Go through the listing beneath this task and return every line that carries the string "Déshumanisation".

Records provided:
((
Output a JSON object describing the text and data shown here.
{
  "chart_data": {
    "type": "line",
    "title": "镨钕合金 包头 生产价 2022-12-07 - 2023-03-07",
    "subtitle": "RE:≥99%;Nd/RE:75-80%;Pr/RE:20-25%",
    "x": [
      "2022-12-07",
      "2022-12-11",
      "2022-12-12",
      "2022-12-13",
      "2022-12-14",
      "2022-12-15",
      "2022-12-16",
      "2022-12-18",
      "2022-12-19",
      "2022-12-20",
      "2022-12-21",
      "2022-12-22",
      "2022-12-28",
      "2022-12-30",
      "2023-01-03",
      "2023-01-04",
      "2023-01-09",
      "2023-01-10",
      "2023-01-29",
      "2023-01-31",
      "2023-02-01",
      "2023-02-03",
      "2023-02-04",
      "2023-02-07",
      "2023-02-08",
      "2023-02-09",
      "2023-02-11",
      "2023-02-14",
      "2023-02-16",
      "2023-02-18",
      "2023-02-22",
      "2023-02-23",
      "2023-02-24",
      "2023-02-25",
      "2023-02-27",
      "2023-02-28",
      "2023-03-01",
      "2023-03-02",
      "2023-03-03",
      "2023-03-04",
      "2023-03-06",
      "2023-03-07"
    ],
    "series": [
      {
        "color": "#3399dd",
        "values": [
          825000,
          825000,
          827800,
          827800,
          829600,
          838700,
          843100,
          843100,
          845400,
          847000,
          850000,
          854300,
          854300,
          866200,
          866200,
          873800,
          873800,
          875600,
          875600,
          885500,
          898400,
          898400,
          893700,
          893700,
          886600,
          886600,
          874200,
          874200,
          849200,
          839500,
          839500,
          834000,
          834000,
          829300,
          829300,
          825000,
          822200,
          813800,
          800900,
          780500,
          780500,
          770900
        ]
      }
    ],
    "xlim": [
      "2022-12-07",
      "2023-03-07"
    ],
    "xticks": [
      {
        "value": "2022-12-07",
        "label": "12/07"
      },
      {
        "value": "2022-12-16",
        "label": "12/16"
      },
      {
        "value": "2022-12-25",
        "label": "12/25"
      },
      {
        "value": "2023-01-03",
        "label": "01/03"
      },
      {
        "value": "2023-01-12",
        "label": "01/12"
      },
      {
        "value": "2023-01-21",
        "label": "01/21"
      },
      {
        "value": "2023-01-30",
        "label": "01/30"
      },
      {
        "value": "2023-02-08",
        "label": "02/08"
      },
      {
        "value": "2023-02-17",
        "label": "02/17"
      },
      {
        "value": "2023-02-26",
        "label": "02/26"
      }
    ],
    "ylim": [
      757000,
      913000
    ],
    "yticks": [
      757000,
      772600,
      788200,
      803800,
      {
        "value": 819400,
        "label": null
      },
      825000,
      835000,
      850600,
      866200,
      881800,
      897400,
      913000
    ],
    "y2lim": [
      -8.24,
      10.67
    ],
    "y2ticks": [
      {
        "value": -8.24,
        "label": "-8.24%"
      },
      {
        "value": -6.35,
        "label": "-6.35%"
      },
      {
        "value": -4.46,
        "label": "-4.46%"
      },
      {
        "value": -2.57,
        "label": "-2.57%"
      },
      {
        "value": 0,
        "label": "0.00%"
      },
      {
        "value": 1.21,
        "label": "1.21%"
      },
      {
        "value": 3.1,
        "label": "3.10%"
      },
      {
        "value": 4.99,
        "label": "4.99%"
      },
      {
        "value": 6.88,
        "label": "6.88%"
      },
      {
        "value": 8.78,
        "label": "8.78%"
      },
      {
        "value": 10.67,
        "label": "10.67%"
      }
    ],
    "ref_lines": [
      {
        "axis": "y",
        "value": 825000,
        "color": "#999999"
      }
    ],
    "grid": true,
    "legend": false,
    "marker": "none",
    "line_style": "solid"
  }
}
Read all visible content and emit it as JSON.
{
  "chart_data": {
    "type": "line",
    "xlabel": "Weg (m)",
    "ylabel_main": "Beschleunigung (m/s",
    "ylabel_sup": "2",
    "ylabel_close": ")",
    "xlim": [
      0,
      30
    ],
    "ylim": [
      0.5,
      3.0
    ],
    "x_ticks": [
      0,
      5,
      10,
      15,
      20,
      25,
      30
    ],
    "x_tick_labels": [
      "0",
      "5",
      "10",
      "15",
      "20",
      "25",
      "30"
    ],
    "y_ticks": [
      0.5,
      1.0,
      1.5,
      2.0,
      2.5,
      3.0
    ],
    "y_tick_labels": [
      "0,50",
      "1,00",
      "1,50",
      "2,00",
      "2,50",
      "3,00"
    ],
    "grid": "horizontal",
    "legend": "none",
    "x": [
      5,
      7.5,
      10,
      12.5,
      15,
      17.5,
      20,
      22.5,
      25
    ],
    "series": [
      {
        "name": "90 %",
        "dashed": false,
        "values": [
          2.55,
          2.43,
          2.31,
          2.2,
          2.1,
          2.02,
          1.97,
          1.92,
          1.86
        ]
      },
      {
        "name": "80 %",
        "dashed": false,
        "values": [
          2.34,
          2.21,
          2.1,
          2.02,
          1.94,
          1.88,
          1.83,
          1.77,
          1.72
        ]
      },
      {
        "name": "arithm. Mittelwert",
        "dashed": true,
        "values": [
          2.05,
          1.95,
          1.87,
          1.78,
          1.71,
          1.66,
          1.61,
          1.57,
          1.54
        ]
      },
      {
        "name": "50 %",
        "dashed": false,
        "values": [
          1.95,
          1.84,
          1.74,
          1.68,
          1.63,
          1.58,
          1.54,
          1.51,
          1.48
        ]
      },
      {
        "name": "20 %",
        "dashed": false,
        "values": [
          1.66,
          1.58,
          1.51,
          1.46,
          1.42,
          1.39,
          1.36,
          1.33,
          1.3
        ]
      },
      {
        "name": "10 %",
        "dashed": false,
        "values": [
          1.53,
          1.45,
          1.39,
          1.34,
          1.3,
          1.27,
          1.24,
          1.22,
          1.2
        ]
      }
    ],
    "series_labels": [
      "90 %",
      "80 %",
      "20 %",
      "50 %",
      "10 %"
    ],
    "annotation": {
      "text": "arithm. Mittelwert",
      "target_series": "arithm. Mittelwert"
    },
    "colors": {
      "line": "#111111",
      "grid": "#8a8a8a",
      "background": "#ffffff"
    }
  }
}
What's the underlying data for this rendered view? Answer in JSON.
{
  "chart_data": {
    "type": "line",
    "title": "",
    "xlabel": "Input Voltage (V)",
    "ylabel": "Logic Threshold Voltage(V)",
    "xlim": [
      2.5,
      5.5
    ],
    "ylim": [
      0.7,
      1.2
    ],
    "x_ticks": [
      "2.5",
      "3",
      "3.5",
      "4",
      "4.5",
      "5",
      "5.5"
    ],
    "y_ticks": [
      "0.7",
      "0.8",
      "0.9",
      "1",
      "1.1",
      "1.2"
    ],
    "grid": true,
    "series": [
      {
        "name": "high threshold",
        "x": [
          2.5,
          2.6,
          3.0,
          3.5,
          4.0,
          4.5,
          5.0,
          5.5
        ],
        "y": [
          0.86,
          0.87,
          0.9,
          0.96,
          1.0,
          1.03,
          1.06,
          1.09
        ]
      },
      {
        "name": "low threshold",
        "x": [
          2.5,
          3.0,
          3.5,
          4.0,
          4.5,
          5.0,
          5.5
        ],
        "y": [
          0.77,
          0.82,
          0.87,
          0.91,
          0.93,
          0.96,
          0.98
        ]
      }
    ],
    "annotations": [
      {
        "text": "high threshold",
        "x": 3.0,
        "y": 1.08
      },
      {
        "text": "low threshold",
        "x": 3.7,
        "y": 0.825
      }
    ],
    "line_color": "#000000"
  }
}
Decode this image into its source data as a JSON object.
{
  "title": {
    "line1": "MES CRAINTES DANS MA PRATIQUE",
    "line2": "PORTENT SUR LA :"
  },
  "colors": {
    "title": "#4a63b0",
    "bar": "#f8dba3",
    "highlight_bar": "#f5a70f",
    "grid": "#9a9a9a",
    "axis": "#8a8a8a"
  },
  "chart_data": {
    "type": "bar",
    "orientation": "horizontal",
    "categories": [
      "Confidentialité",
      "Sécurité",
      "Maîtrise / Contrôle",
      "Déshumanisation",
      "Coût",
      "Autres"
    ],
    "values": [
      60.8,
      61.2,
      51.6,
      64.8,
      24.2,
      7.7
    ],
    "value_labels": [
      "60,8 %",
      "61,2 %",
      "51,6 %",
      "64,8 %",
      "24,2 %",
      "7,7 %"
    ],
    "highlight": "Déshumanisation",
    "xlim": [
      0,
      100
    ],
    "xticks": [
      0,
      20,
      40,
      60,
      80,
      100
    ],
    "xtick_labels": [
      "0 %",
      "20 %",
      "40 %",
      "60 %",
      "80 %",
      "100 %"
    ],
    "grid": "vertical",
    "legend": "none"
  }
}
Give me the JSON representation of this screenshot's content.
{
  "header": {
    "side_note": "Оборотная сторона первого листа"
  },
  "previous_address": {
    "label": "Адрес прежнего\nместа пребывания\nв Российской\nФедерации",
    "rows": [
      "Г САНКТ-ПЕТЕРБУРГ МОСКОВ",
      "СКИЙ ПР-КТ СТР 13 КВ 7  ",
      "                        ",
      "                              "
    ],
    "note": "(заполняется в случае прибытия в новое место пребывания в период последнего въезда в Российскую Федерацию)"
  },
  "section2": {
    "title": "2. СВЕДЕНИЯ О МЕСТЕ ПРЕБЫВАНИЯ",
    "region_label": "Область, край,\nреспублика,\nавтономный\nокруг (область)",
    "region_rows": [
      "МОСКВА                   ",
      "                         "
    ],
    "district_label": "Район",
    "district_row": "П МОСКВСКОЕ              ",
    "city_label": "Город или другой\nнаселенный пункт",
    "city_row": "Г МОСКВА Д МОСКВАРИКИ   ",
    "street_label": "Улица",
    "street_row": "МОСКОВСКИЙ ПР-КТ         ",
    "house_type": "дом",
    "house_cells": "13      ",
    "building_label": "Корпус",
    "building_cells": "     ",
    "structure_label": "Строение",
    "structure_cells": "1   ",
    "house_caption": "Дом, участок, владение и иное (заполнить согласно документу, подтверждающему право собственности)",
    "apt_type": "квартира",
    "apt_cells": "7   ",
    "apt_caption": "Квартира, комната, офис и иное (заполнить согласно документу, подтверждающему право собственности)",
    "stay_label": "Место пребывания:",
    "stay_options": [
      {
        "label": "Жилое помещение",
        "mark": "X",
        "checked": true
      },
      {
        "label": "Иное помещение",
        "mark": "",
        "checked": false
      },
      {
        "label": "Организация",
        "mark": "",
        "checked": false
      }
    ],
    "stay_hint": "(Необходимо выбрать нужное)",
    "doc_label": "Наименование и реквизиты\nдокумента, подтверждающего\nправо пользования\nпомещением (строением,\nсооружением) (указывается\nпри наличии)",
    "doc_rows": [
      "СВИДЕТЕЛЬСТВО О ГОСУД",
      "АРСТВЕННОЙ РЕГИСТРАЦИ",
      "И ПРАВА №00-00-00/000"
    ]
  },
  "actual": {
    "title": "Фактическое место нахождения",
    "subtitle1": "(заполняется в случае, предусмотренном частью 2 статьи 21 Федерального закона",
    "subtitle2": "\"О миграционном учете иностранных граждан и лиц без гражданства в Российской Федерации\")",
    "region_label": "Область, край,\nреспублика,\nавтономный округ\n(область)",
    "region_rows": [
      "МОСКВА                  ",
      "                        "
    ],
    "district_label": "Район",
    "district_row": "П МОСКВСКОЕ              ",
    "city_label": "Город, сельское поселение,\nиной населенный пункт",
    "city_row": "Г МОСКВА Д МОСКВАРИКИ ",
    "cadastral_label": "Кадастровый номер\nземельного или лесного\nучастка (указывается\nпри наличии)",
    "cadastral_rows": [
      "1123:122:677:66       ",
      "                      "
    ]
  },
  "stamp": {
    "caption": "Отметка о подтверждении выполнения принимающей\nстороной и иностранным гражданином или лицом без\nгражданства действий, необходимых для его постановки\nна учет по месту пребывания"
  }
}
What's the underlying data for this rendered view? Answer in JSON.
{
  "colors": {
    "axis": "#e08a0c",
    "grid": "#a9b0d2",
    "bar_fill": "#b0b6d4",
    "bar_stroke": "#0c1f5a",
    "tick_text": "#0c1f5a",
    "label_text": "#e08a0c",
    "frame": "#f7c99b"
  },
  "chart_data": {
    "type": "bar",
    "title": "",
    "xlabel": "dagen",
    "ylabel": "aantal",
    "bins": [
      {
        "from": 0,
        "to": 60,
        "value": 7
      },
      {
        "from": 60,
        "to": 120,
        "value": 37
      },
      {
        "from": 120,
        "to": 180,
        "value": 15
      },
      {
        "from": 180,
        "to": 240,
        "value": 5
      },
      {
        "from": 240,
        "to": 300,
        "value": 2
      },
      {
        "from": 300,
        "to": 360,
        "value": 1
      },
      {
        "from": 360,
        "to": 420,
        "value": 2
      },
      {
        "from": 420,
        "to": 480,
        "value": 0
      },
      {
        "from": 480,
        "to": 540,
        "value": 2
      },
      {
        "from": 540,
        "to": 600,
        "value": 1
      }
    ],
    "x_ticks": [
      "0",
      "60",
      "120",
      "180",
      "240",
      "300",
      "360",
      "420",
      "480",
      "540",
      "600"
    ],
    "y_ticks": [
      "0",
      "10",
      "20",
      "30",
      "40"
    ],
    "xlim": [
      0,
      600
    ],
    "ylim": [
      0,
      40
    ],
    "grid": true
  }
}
))
Answer to this task:
      "Déshumanisation",
    "highlight": "Déshumanisation",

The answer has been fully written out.